Exercise prompt:
Review the lines that follow and copy each one that contains the word "thought".

Material provided:
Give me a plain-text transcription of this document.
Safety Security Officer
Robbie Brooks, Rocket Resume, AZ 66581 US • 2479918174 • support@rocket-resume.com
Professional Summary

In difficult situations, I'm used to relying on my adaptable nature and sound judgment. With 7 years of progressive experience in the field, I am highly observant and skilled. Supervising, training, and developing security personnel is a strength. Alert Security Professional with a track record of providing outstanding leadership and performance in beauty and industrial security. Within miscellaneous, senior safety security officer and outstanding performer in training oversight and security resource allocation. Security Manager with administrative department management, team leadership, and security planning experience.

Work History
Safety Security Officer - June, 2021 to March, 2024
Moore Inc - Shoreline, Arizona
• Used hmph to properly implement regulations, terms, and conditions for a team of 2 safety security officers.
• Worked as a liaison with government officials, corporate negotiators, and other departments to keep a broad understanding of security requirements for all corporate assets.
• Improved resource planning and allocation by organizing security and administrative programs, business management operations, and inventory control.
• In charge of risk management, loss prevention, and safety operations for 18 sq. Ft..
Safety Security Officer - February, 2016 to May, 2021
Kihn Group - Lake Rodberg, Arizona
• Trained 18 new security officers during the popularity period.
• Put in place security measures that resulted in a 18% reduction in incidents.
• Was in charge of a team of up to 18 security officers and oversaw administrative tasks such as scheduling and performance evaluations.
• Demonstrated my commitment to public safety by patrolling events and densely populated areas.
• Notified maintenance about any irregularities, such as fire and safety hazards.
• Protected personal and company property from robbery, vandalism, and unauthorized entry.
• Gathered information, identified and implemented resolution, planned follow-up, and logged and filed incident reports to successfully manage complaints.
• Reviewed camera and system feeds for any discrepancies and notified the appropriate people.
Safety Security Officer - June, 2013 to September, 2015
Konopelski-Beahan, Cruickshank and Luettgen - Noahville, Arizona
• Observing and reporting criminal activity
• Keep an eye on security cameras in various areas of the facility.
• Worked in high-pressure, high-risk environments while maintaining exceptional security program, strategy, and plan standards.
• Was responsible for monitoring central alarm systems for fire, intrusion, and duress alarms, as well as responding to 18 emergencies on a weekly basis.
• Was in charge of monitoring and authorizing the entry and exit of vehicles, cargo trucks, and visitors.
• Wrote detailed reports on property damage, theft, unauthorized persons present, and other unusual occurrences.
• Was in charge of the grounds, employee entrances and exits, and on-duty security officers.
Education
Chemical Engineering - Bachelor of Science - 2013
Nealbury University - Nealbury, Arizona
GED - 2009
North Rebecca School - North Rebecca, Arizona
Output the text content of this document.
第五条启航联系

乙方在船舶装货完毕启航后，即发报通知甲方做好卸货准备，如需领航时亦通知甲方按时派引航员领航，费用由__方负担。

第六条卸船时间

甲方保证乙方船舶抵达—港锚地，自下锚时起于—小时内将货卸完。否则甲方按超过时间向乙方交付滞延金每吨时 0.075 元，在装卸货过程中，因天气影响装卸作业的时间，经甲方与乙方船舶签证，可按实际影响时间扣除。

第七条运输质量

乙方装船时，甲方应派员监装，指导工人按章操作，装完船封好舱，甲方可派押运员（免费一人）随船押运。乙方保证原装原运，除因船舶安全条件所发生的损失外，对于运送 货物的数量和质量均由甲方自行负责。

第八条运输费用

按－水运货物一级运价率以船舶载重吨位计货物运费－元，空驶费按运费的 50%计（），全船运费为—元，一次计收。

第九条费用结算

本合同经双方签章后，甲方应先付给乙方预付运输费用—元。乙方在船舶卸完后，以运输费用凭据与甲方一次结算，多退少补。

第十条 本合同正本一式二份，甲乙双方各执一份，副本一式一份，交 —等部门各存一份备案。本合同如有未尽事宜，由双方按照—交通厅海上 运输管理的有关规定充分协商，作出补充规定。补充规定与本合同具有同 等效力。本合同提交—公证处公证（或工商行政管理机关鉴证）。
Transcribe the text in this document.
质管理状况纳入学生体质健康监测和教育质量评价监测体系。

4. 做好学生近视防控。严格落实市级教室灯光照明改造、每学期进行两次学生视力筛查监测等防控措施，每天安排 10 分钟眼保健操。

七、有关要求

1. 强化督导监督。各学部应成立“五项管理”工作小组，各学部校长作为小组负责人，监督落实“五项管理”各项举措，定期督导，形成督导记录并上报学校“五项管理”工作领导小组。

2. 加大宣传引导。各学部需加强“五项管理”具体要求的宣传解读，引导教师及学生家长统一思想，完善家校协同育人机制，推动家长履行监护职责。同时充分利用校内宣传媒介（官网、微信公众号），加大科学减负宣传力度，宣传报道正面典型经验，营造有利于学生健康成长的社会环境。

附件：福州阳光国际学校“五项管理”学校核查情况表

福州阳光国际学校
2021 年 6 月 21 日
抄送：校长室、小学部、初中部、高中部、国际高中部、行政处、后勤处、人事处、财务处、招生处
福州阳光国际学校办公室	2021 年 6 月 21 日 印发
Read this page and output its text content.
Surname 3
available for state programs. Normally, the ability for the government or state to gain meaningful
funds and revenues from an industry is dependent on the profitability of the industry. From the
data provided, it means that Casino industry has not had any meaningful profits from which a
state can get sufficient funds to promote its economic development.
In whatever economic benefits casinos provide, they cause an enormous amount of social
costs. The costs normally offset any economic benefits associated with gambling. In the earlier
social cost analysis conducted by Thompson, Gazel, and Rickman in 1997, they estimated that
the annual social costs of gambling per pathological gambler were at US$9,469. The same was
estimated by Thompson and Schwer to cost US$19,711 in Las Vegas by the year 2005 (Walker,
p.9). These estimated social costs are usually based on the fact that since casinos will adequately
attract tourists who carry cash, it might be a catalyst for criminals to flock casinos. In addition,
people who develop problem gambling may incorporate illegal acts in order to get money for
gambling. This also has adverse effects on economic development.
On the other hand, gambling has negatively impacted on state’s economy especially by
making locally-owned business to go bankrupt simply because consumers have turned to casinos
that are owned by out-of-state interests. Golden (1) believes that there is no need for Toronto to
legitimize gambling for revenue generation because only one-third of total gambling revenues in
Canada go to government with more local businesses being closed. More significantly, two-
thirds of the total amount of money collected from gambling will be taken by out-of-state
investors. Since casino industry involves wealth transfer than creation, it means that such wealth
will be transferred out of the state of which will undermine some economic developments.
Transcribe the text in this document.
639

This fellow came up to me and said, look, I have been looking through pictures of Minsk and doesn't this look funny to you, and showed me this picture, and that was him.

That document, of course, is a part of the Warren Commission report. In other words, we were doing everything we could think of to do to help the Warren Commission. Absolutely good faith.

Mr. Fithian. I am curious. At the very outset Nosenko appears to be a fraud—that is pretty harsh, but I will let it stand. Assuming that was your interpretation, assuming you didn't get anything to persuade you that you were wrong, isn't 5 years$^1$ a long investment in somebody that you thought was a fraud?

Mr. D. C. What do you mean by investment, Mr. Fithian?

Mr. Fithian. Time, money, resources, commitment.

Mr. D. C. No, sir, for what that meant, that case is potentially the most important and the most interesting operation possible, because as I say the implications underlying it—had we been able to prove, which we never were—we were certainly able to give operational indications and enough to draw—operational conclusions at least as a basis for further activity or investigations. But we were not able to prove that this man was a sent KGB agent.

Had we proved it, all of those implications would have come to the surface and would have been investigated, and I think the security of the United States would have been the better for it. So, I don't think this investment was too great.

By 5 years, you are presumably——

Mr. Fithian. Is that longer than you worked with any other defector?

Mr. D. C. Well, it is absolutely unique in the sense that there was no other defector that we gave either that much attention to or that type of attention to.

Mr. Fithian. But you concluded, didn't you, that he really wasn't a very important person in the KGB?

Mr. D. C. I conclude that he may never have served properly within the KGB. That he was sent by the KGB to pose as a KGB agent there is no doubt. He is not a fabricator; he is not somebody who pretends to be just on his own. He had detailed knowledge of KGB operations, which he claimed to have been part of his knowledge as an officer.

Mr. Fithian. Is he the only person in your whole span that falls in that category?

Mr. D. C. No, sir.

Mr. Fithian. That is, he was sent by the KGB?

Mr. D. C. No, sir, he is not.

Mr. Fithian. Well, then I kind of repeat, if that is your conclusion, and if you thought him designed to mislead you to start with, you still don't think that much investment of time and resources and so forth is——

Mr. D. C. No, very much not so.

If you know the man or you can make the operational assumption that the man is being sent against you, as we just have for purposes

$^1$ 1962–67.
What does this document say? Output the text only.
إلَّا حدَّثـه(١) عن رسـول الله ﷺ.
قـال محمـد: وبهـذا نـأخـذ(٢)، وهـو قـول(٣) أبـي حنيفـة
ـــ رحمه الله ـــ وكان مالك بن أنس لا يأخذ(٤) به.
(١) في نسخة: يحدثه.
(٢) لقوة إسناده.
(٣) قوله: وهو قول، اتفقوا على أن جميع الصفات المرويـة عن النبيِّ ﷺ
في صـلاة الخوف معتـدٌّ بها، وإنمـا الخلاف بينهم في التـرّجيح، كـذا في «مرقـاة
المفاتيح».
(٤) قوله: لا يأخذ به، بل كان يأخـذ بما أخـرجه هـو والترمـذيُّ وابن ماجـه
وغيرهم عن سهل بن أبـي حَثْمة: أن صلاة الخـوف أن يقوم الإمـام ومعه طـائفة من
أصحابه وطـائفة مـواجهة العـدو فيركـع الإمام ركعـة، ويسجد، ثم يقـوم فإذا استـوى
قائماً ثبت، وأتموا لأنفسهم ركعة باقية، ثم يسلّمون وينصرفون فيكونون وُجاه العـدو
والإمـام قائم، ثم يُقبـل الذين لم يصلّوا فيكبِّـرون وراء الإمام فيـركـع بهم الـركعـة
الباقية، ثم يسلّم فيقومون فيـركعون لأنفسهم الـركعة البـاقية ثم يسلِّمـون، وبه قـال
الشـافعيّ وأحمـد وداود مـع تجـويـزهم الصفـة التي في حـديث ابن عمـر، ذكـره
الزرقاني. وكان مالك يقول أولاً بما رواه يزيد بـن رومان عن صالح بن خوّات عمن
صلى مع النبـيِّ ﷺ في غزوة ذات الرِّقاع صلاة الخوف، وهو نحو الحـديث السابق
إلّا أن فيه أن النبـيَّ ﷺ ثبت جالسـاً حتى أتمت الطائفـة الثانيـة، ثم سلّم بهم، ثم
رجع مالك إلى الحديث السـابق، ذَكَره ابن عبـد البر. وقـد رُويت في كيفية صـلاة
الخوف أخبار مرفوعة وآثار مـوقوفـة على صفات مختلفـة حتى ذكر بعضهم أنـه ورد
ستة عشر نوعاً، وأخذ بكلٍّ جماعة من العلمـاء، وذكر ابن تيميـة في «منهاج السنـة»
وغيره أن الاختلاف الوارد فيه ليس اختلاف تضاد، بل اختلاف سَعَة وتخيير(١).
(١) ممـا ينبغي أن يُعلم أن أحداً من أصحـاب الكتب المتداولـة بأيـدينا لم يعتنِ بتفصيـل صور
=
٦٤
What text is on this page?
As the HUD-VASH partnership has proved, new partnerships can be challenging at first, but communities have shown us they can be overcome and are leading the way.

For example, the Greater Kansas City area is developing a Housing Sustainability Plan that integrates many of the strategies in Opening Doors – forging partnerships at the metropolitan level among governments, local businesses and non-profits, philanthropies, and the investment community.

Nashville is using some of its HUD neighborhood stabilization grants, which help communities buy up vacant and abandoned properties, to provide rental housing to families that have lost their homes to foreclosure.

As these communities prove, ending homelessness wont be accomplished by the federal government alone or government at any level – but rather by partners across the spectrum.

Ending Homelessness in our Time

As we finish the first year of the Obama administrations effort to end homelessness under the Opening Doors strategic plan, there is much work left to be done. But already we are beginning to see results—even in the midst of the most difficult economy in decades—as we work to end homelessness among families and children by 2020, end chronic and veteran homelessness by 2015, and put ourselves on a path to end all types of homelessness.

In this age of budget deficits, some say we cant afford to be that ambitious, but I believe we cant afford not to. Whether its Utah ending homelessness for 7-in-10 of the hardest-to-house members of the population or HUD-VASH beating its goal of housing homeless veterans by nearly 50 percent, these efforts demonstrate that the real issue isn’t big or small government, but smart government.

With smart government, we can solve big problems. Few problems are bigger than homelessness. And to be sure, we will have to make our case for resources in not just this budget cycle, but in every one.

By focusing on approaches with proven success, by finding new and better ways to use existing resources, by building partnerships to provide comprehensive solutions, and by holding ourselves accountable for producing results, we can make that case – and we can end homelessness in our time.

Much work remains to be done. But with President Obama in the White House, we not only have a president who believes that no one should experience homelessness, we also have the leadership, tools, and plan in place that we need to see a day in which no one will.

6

Solution to the problem:
Mr. Fithian. I am curious. At the very outset Nosenko appears to be a fraud—that is pretty harsh, but I will let it stand. Assuming that was your interpretation, assuming you didn't get anything to persuade you that you were wrong, isn't 5 years$^1$ a long investment in somebody that you thought was a fraud?
Mr. Fithian. Well, then I kind of repeat, if that is your conclusion, and if you thought him designed to mislead you to start with, you still don't think that much investment of time and resources and so forth is——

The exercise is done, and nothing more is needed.